## Do this
Restate the complete material exactly.

## Data for the task

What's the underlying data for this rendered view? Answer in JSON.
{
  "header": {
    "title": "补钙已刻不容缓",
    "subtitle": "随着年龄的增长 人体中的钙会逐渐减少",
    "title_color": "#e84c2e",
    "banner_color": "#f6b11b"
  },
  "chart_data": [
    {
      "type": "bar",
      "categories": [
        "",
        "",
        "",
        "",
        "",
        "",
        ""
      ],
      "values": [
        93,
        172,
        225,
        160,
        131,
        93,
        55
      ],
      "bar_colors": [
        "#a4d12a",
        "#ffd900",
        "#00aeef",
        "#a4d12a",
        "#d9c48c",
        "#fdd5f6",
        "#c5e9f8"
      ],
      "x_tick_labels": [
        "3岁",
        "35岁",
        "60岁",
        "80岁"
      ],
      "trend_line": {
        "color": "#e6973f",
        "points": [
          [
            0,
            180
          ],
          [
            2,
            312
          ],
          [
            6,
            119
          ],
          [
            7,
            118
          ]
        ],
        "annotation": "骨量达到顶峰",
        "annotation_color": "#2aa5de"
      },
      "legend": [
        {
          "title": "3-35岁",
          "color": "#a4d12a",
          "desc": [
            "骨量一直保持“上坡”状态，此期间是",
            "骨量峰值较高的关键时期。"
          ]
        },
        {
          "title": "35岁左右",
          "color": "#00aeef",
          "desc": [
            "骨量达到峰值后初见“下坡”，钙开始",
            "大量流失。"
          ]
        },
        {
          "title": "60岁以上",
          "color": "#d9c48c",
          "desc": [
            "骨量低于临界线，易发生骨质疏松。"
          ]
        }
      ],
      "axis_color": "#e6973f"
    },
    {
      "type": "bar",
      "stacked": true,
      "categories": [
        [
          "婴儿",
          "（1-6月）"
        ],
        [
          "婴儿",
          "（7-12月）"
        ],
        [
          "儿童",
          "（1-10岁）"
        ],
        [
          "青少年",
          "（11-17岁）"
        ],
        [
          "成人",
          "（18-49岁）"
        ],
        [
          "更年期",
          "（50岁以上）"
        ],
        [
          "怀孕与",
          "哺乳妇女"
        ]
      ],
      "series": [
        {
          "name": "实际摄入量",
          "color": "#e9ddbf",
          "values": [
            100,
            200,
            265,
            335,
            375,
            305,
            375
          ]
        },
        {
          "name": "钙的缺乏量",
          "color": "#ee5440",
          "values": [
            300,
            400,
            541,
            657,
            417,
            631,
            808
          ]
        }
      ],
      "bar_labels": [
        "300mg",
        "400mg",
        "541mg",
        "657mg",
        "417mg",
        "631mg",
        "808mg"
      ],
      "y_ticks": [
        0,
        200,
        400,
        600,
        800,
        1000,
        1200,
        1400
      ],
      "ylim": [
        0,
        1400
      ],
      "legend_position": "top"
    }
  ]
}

## Problem solution
What's the underlying data for this rendered view? Answer in JSON.
{
  "header": {
    "title": "补钙已刻不容缓",
    "subtitle": "随着年龄的增长 人体中的钙会逐渐减少",
    "title_color": "#e84c2e",
    "banner_color": "#f6b11b"
  },
  "chart_data": [
    {
      "type": "bar",
      "categories": [
        "",
        "",
        "",
        "",
        "",
        "",
        ""
      ],
      "values": [
        93,
        172,
        225,
        160,
        131,
        93,
        55
      ],
      "bar_colors": [
        "#a4d12a",
        "#ffd900",
        "#00aeef",
        "#a4d12a",
        "#d9c48c",
        "#fdd5f6",
        "#c5e9f8"
      ],
      "x_tick_labels": [
        "3岁",
        "35岁",
        "60岁",
        "80岁"
      ],
      "trend_line": {
        "color": "#e6973f",
        "points": [
          [
            0,
            180
          ],
          [
            2,
            312
          ],
          [
            6,
            119
          ],
          [
            7,
            118
          ]
        ],
        "annotation": "骨量达到顶峰",
        "annotation_color": "#2aa5de"
      },
      "legend": [
        {
          "title": "3-35岁",
          "color": "#a4d12a",
          "desc": [
            "骨量一直保持“上坡”状态，此期间是",
            "骨量峰值较高的关键时期。"
          ]
        },
        {
          "title": "35岁左右",
          "color": "#00aeef",
          "desc": [
            "骨量达到峰值后初见“下坡”，钙开始",
            "大量流失。"
          ]
        },
        {
          "title": "60岁以上",
          "color": "#d9c48c",
          "desc": [
            "骨量低于临界线，易发生骨质疏松。"
          ]
        }
      ],
      "axis_color": "#e6973f"
    },
    {
      "type": "bar",
      "stacked": true,
      "categories": [
        [
          "婴儿",
          "（1-6月）"
        ],
        [
          "婴儿",
          "（7-12月）"
        ],
        [
          "儿童",
          "（1-10岁）"
        ],
        [
          "青少年",
          "（11-17岁）"
        ],
        [
          "成人",
          "（18-49岁）"
        ],
        [
          "更年期",
          "（50岁以上）"
        ],
        [
          "怀孕与",
          "哺乳妇女"
        ]
      ],
      "series": [
        {
          "name": "实际摄入量",
          "color": "#e9ddbf",
          "values": [
            100,
            200,
            265,
            335,
            375,
            305,
            375
          ]
        },
        {
          "name": "钙的缺乏量",
          "color": "#ee5440",
          "values": [
            300,
            400,
            541,
            657,
            417,
            631,
            808
          ]
        }
      ],
      "bar_labels": [
        "300mg",
        "400mg",
        "541mg",
        "657mg",
        "417mg",
        "631mg",
        "808mg"
      ],
      "y_ticks": [
        0,
        200,
        400,
        600,
        800,
        1000,
        1200,
        1400
      ],
      "ylim": [
        0,
        1400
      ],
      "legend_position": "top"
    }
  ]
}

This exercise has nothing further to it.